Material supplied ->
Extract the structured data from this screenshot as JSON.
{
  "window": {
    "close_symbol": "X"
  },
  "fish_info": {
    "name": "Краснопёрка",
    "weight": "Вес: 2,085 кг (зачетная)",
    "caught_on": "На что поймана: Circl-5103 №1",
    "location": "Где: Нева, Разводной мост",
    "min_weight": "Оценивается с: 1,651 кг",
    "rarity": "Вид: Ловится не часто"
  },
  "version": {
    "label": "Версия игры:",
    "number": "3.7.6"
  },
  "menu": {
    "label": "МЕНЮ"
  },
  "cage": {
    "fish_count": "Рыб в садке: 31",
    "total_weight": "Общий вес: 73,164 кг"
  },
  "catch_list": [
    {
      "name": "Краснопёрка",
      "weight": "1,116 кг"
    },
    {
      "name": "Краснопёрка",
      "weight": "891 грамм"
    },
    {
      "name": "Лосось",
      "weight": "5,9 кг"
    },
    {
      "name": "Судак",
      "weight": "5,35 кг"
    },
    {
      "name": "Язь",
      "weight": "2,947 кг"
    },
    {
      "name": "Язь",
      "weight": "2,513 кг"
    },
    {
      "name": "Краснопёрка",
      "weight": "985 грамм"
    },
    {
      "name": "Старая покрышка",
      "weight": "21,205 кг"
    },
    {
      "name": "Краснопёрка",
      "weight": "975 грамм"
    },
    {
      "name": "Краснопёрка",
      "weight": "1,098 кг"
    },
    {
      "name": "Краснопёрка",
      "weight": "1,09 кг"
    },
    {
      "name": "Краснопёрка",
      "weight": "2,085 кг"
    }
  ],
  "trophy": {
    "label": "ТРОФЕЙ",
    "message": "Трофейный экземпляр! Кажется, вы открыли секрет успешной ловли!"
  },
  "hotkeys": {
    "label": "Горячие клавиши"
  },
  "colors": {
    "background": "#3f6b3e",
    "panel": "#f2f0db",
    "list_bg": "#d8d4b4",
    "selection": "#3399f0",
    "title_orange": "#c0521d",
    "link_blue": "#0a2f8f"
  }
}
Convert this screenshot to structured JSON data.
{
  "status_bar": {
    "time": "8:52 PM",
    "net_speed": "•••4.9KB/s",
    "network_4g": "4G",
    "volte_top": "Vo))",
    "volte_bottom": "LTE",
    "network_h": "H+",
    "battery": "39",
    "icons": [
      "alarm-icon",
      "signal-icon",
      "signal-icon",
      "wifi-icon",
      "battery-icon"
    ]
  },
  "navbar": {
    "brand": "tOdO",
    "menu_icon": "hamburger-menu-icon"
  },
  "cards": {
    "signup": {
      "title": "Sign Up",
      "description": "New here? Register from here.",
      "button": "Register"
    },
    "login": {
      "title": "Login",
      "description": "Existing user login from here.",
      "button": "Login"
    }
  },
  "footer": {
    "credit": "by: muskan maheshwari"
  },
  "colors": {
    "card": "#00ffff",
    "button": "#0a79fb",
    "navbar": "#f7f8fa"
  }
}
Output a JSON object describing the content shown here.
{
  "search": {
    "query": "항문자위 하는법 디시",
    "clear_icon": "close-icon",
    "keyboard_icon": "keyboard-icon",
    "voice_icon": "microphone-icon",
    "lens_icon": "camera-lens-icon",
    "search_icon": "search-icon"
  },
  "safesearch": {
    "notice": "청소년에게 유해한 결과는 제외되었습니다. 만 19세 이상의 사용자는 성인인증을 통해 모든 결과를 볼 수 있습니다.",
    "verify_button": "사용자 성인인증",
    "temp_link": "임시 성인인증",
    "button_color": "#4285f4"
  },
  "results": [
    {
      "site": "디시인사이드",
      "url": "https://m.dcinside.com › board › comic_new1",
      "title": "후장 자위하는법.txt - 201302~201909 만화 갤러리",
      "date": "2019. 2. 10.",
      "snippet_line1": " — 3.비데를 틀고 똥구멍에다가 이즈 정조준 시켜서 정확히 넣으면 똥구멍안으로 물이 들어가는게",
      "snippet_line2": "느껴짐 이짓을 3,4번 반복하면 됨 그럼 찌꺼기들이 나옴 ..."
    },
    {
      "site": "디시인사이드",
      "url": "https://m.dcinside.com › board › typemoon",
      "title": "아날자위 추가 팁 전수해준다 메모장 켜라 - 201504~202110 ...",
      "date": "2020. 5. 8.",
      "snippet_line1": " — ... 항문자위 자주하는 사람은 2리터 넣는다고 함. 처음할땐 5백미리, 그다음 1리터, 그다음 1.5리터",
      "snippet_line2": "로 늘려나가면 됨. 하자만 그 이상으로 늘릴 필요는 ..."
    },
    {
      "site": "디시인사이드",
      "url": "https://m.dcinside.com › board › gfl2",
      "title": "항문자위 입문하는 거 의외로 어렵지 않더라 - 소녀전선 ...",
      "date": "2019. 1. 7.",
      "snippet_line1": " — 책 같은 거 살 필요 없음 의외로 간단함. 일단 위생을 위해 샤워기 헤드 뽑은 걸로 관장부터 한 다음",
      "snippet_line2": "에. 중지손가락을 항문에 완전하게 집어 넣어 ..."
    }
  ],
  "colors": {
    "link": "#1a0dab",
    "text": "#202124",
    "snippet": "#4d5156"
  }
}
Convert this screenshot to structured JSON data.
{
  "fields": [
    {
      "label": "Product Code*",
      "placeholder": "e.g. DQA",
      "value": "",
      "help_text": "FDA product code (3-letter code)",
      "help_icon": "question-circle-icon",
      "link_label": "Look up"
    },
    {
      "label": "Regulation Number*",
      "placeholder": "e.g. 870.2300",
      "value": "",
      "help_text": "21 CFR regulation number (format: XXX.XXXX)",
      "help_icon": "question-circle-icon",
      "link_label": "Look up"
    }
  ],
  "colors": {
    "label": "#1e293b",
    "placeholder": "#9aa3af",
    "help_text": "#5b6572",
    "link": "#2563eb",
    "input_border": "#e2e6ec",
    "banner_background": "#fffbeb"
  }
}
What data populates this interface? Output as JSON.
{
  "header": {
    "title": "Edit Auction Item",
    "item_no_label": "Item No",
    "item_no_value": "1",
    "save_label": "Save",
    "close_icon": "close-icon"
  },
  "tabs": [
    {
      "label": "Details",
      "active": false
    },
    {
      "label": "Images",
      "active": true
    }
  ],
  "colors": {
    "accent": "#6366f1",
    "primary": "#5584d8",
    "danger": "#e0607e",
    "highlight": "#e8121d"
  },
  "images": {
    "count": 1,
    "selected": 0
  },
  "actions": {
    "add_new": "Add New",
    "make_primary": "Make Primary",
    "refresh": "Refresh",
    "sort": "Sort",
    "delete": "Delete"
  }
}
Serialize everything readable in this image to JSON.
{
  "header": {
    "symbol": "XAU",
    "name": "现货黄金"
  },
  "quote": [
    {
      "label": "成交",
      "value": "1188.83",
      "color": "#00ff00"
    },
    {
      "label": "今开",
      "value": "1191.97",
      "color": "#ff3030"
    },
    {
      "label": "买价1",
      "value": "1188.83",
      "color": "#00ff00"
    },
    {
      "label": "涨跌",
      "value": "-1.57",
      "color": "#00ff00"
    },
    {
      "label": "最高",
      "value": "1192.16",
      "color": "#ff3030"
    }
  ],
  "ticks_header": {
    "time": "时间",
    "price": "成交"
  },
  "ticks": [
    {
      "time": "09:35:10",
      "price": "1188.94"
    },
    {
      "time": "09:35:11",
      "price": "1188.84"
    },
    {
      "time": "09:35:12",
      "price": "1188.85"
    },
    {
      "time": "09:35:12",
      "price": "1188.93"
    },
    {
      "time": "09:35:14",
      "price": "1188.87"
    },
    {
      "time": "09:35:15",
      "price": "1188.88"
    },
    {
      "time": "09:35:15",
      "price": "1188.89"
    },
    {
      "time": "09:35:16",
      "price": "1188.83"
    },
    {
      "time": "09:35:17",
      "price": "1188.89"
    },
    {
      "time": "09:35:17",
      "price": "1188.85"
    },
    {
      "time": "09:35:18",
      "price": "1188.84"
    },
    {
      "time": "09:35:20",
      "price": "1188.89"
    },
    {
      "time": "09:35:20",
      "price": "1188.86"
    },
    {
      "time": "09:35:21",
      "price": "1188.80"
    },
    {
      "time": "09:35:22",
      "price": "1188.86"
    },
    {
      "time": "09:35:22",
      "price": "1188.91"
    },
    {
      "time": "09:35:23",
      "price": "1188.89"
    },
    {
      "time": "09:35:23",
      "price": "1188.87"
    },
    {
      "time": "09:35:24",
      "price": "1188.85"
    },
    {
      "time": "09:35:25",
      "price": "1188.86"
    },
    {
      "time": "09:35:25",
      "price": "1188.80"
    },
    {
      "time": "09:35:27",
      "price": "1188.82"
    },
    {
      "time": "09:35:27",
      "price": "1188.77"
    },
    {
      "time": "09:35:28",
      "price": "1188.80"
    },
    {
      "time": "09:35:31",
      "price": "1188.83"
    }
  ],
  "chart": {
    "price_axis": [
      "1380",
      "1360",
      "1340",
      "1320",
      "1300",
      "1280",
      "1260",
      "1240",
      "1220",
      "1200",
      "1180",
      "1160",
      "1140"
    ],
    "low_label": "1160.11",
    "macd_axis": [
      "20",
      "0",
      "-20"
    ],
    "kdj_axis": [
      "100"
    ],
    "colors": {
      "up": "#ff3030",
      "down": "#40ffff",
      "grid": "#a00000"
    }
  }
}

Written exercise ->
All lines holding the word "항문자위" should be picked out and copied.

Full output ->
    "query": "항문자위 하는법 디시",
      "snippet_line1": " — ... 항문자위 자주하는 사람은 2리터 넣는다고 함. 처음할땐 5백미리, 그다음 1리터, 그다음 1.5리터",
      "title": "항문자위 입문하는 거 의외로 어렵지 않더라 - 소녀전선 ...",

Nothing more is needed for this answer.